▶ _SHORT EXERCISE_
Copy out all the records, word for word.

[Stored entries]
□ □ □ □
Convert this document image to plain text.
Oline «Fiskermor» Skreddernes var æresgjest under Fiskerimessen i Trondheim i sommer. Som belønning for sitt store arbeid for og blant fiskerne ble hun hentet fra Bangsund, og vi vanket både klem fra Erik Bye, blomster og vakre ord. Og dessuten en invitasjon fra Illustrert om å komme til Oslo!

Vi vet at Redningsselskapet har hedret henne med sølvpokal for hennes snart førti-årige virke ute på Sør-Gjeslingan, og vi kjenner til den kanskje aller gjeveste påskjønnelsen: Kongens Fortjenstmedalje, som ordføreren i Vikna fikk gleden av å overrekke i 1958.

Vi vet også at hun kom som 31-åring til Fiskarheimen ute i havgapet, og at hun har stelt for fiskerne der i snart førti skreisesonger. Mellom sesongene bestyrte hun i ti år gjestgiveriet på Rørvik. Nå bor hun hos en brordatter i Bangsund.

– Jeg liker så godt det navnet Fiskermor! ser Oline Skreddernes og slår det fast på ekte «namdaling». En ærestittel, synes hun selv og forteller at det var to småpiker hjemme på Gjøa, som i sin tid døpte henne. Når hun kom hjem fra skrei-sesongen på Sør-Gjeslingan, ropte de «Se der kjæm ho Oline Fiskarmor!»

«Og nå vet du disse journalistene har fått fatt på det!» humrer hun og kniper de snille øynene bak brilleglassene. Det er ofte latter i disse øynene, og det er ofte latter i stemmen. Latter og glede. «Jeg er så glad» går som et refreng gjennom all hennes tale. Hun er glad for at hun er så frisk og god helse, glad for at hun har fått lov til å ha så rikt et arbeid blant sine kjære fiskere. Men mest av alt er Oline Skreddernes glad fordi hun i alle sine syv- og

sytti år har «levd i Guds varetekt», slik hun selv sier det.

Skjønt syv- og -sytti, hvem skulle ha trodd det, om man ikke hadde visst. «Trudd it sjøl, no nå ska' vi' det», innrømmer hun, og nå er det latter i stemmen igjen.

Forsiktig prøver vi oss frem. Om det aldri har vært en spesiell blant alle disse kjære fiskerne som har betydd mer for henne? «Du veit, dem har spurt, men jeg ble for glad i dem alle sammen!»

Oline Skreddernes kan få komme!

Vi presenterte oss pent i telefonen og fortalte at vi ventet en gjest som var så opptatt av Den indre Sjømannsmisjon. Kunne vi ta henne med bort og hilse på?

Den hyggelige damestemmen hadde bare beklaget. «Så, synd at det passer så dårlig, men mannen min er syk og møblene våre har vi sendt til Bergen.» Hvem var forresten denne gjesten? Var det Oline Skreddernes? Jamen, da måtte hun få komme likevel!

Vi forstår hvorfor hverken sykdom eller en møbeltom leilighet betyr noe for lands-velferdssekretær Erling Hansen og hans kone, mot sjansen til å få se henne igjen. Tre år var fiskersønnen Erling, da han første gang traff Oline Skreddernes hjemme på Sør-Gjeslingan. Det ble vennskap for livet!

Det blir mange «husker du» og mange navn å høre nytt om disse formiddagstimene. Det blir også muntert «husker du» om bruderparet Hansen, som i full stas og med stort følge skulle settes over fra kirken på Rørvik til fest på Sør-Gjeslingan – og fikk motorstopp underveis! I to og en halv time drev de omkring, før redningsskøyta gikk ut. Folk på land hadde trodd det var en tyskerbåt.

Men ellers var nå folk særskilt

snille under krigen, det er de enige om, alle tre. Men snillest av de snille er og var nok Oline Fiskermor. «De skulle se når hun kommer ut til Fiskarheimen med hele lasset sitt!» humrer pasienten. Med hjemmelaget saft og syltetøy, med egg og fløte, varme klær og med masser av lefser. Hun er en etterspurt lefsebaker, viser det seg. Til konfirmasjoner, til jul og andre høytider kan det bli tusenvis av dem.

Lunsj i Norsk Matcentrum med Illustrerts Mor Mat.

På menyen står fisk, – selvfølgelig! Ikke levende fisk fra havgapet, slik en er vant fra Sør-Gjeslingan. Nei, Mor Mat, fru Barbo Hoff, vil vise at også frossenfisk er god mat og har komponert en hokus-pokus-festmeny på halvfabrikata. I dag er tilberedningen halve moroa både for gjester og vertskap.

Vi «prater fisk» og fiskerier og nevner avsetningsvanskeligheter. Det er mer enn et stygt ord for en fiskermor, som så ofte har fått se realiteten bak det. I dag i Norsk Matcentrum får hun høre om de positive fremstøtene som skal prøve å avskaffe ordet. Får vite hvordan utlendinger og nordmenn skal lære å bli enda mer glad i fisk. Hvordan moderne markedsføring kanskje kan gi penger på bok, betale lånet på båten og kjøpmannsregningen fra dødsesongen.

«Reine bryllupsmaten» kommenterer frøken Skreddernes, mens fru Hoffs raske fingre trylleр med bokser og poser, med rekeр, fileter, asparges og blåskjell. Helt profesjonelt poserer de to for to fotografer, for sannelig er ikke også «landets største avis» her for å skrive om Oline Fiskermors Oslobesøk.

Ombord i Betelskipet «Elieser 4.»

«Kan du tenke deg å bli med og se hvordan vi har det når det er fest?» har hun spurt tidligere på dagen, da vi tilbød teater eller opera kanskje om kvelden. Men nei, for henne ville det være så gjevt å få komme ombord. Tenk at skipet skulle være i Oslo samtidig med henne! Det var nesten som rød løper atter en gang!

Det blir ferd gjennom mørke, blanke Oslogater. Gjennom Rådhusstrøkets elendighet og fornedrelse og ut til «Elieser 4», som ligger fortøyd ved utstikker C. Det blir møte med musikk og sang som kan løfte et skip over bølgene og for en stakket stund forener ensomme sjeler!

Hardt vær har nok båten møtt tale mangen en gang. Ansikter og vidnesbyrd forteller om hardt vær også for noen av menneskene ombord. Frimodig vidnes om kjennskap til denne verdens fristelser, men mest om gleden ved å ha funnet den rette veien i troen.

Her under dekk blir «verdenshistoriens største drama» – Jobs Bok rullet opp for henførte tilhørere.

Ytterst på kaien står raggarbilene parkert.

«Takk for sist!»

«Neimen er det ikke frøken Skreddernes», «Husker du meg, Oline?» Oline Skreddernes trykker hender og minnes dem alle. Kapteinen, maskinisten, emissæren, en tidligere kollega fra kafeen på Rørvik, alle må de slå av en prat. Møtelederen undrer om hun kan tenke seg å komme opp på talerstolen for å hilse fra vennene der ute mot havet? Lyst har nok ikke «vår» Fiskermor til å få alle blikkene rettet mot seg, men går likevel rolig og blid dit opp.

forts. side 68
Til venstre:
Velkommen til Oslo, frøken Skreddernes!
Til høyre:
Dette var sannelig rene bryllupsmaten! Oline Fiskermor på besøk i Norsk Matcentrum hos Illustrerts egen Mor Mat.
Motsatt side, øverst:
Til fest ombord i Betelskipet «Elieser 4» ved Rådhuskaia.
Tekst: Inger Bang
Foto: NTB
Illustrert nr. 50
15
□ □ □ □
▶ _ANSWER TO THIS EXERCISE_
Convert this document image to plain text.
Oline «Fiskermor» Skreddernes var æresgjest under Fiskerimessen i Trondheim i sommer. Som belønning for sitt store arbeid for og blant fiskerne ble hun hentet fra Bangsund, og vi vanket både klem fra Erik Bye, blomster og vakre ord. Og dessuten en invitasjon fra Illustrert om å komme til Oslo!

Vi vet at Redningsselskapet har hedret henne med sølvpokal for hennes snart førti-årige virke ute på Sør-Gjeslingan, og vi kjenner til den kanskje aller gjeveste påskjønnelsen: Kongens Fortjenstmedalje, som ordføreren i Vikna fikk gleden av å overrekke i 1958.

Vi vet også at hun kom som 31-åring til Fiskarheimen ute i havgapet, og at hun har stelt for fiskerne der i snart førti skreisesonger. Mellom sesongene bestyrte hun i ti år gjestgiveriet på Rørvik. Nå bor hun hos en brordatter i Bangsund.

– Jeg liker så godt det navnet Fiskermor! ser Oline Skreddernes og slår det fast på ekte «namdaling». En ærestittel, synes hun selv og forteller at det var to småpiker hjemme på Gjøa, som i sin tid døpte henne. Når hun kom hjem fra skrei-sesongen på Sør-Gjeslingan, ropte de «Se der kjæm ho Oline Fiskarmor!»

«Og nå vet du disse journalistene har fått fatt på det!» humrer hun og kniper de snille øynene bak brilleglassene. Det er ofte latter i disse øynene, og det er ofte latter i stemmen. Latter og glede. «Jeg er så glad» går som et refreng gjennom all hennes tale. Hun er glad for at hun er så frisk og god helse, glad for at hun har fått lov til å ha så rikt et arbeid blant sine kjære fiskere. Men mest av alt er Oline Skreddernes glad fordi hun i alle sine syv- og

sytti år har «levd i Guds varetekt», slik hun selv sier det.

Skjønt syv- og -sytti, hvem skulle ha trodd det, om man ikke hadde visst. «Trudd it sjøl, no nå ska' vi' det», innrømmer hun, og nå er det latter i stemmen igjen.

Forsiktig prøver vi oss frem. Om det aldri har vært en spesiell blant alle disse kjære fiskerne som har betydd mer for henne? «Du veit, dem har spurt, men jeg ble for glad i dem alle sammen!»

Oline Skreddernes kan få komme!

Vi presenterte oss pent i telefonen og fortalte at vi ventet en gjest som var så opptatt av Den indre Sjømannsmisjon. Kunne vi ta henne med bort og hilse på?

Den hyggelige damestemmen hadde bare beklaget. «Så, synd at det passer så dårlig, men mannen min er syk og møblene våre har vi sendt til Bergen.» Hvem var forresten denne gjesten? Var det Oline Skreddernes? Jamen, da måtte hun få komme likevel!

Vi forstår hvorfor hverken sykdom eller en møbeltom leilighet betyr noe for lands-velferdssekretær Erling Hansen og hans kone, mot sjansen til å få se henne igjen. Tre år var fiskersønnen Erling, da han første gang traff Oline Skreddernes hjemme på Sør-Gjeslingan. Det ble vennskap for livet!

Det blir mange «husker du» og mange navn å høre nytt om disse formiddagstimene. Det blir også muntert «husker du» om bruderparet Hansen, som i full stas og med stort følge skulle settes over fra kirken på Rørvik til fest på Sør-Gjeslingan – og fikk motorstopp underveis! I to og en halv time drev de omkring, før redningsskøyta gikk ut. Folk på land hadde trodd det var en tyskerbåt.

Men ellers var nå folk særskilt

snille under krigen, det er de enige om, alle tre. Men snillest av de snille er og var nok Oline Fiskermor. «De skulle se når hun kommer ut til Fiskarheimen med hele lasset sitt!» humrer pasienten. Med hjemmelaget saft og syltetøy, med egg og fløte, varme klær og med masser av lefser. Hun er en etterspurt lefsebaker, viser det seg. Til konfirmasjoner, til jul og andre høytider kan det bli tusenvis av dem.

Lunsj i Norsk Matcentrum med Illustrerts Mor Mat.

På menyen står fisk, – selvfølgelig! Ikke levende fisk fra havgapet, slik en er vant fra Sør-Gjeslingan. Nei, Mor Mat, fru Barbo Hoff, vil vise at også frossenfisk er god mat og har komponert en hokus-pokus-festmeny på halvfabrikata. I dag er tilberedningen halve moroa både for gjester og vertskap.

Vi «prater fisk» og fiskerier og nevner avsetningsvanskeligheter. Det er mer enn et stygt ord for en fiskermor, som så ofte har fått se realiteten bak det. I dag i Norsk Matcentrum får hun høre om de positive fremstøtene som skal prøve å avskaffe ordet. Får vite hvordan utlendinger og nordmenn skal lære å bli enda mer glad i fisk. Hvordan moderne markedsføring kanskje kan gi penger på bok, betale lånet på båten og kjøpmannsregningen fra dødsesongen.

«Reine bryllupsmaten» kommenterer frøken Skreddernes, mens fru Hoffs raske fingre trylleр med bokser og poser, med rekeр, fileter, asparges og blåskjell. Helt profesjonelt poserer de to for to fotografer, for sannelig er ikke også «landets største avis» her for å skrive om Oline Fiskermors Oslobesøk.

Ombord i Betelskipet «Elieser 4.»

«Kan du tenke deg å bli med og se hvordan vi har det når det er fest?» har hun spurt tidligere på dagen, da vi tilbød teater eller opera kanskje om kvelden. Men nei, for henne ville det være så gjevt å få komme ombord. Tenk at skipet skulle være i Oslo samtidig med henne! Det var nesten som rød løper atter en gang!

Det blir ferd gjennom mørke, blanke Oslogater. Gjennom Rådhusstrøkets elendighet og fornedrelse og ut til «Elieser 4», som ligger fortøyd ved utstikker C. Det blir møte med musikk og sang som kan løfte et skip over bølgene og for en stakket stund forener ensomme sjeler!

Hardt vær har nok båten møtt tale mangen en gang. Ansikter og vidnesbyrd forteller om hardt vær også for noen av menneskene ombord. Frimodig vidnes om kjennskap til denne verdens fristelser, men mest om gleden ved å ha funnet den rette veien i troen.

Her under dekk blir «verdenshistoriens største drama» – Jobs Bok rullet opp for henførte tilhørere.

Ytterst på kaien står raggarbilene parkert.

«Takk for sist!»

«Neimen er det ikke frøken Skreddernes», «Husker du meg, Oline?» Oline Skreddernes trykker hender og minnes dem alle. Kapteinen, maskinisten, emissæren, en tidligere kollega fra kafeen på Rørvik, alle må de slå av en prat. Møtelederen undrer om hun kan tenke seg å komme opp på talerstolen for å hilse fra vennene der ute mot havet? Lyst har nok ikke «vår» Fiskermor til å få alle blikkene rettet mot seg, men går likevel rolig og blid dit opp.

forts. side 68
Til venstre:
Velkommen til Oslo, frøken Skreddernes!
Til høyre:
Dette var sannelig rene bryllupsmaten! Oline Fiskermor på besøk i Norsk Matcentrum hos Illustrerts egen Mor Mat.
Motsatt side, øverst:
Til fest ombord i Betelskipet «Elieser 4» ved Rådhuskaia.
Tekst: Inger Bang
Foto: NTB
Illustrert nr. 50
15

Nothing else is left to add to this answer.